• _Job_: Your task is to copy every record exactly.
** start Records for processing **
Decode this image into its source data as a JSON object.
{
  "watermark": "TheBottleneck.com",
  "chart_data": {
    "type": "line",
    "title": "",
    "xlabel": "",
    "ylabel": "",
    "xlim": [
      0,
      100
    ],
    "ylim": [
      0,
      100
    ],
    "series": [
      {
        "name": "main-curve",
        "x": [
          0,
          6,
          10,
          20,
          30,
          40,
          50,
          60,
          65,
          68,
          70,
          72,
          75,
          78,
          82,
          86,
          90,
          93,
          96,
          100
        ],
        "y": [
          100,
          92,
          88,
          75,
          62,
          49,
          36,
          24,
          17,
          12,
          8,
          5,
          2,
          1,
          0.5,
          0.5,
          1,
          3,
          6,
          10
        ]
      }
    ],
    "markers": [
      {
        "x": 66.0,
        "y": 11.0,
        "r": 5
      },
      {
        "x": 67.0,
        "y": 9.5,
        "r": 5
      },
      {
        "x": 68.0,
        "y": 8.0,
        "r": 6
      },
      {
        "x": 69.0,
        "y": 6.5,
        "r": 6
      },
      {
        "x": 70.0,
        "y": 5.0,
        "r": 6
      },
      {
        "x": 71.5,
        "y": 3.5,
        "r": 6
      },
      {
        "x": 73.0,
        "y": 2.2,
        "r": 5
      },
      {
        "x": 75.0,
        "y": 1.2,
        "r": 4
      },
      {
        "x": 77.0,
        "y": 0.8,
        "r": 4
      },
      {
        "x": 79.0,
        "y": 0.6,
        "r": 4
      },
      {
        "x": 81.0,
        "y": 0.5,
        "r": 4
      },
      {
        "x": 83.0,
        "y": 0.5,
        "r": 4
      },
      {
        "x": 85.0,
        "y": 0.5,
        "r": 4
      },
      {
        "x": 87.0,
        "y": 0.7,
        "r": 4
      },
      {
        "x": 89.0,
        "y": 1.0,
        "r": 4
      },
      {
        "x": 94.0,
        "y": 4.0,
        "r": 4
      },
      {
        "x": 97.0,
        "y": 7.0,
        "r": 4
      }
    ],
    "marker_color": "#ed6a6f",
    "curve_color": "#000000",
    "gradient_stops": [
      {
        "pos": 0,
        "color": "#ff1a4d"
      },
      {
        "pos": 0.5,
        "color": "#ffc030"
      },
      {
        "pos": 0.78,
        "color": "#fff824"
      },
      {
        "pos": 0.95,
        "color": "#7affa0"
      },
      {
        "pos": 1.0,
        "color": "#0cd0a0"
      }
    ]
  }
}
** end Records for processing **
• _Reply to the task_:
Decode this image into its source data as a JSON object.
{
  "watermark": "TheBottleneck.com",
  "chart_data": {
    "type": "line",
    "title": "",
    "xlabel": "",
    "ylabel": "",
    "xlim": [
      0,
      100
    ],
    "ylim": [
      0,
      100
    ],
    "series": [
      {
        "name": "main-curve",
        "x": [
          0,
          6,
          10,
          20,
          30,
          40,
          50,
          60,
          65,
          68,
          70,
          72,
          75,
          78,
          82,
          86,
          90,
          93,
          96,
          100
        ],
        "y": [
          100,
          92,
          88,
          75,
          62,
          49,
          36,
          24,
          17,
          12,
          8,
          5,
          2,
          1,
          0.5,
          0.5,
          1,
          3,
          6,
          10
        ]
      }
    ],
    "markers": [
      {
        "x": 66.0,
        "y": 11.0,
        "r": 5
      },
      {
        "x": 67.0,
        "y": 9.5,
        "r": 5
      },
      {
        "x": 68.0,
        "y": 8.0,
        "r": 6
      },
      {
        "x": 69.0,
        "y": 6.5,
        "r": 6
      },
      {
        "x": 70.0,
        "y": 5.0,
        "r": 6
      },
      {
        "x": 71.5,
        "y": 3.5,
        "r": 6
      },
      {
        "x": 73.0,
        "y": 2.2,
        "r": 5
      },
      {
        "x": 75.0,
        "y": 1.2,
        "r": 4
      },
      {
        "x": 77.0,
        "y": 0.8,
        "r": 4
      },
      {
        "x": 79.0,
        "y": 0.6,
        "r": 4
      },
      {
        "x": 81.0,
        "y": 0.5,
        "r": 4
      },
      {
        "x": 83.0,
        "y": 0.5,
        "r": 4
      },
      {
        "x": 85.0,
        "y": 0.5,
        "r": 4
      },
      {
        "x": 87.0,
        "y": 0.7,
        "r": 4
      },
      {
        "x": 89.0,
        "y": 1.0,
        "r": 4
      },
      {
        "x": 94.0,
        "y": 4.0,
        "r": 4
      },
      {
        "x": 97.0,
        "y": 7.0,
        "r": 4
      }
    ],
    "marker_color": "#ed6a6f",
    "curve_color": "#000000",
    "gradient_stops": [
      {
        "pos": 0,
        "color": "#ff1a4d"
      },
      {
        "pos": 0.5,
        "color": "#ffc030"
      },
      {
        "pos": 0.78,
        "color": "#fff824"
      },
      {
        "pos": 0.95,
        "color": "#7affa0"
      },
      {
        "pos": 1.0,
        "color": "#0cd0a0"
      }
    ]
  }
}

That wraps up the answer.